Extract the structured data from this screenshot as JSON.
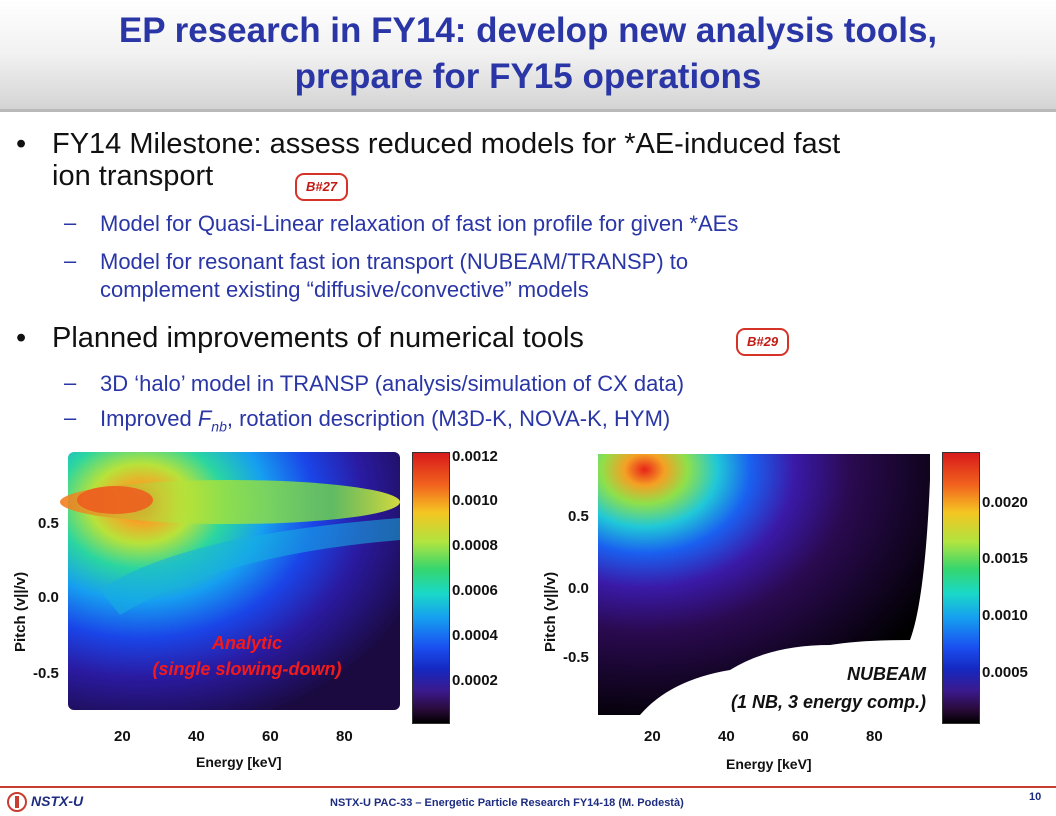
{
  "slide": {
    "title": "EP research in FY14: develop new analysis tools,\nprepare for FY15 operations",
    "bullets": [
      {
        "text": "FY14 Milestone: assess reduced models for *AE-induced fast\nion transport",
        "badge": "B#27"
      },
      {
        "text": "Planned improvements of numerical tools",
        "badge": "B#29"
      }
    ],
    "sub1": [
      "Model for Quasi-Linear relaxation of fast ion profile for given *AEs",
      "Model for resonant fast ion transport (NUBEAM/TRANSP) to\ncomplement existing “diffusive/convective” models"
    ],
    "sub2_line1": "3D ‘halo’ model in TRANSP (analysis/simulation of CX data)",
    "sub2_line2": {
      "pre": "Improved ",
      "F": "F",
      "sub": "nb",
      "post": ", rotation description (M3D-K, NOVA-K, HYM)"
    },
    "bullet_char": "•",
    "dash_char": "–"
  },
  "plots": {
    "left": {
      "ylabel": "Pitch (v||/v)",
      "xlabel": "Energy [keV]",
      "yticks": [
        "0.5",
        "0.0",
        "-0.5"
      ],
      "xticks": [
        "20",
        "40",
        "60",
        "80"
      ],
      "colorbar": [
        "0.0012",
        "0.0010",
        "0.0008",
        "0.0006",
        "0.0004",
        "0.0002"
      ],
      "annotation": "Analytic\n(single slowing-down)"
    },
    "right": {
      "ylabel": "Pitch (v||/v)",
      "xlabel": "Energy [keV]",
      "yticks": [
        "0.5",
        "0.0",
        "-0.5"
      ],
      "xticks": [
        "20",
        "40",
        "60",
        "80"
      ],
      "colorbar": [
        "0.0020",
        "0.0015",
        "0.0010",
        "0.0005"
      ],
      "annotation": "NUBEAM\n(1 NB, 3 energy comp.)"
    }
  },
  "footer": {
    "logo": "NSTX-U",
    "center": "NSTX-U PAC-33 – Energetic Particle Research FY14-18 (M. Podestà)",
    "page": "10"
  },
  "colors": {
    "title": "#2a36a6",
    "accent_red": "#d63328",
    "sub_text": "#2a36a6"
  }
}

--------

→ **Required work**
Report how many lines of the records above contain the word "data", giving only the number.

→ **Solution to the exercise**
2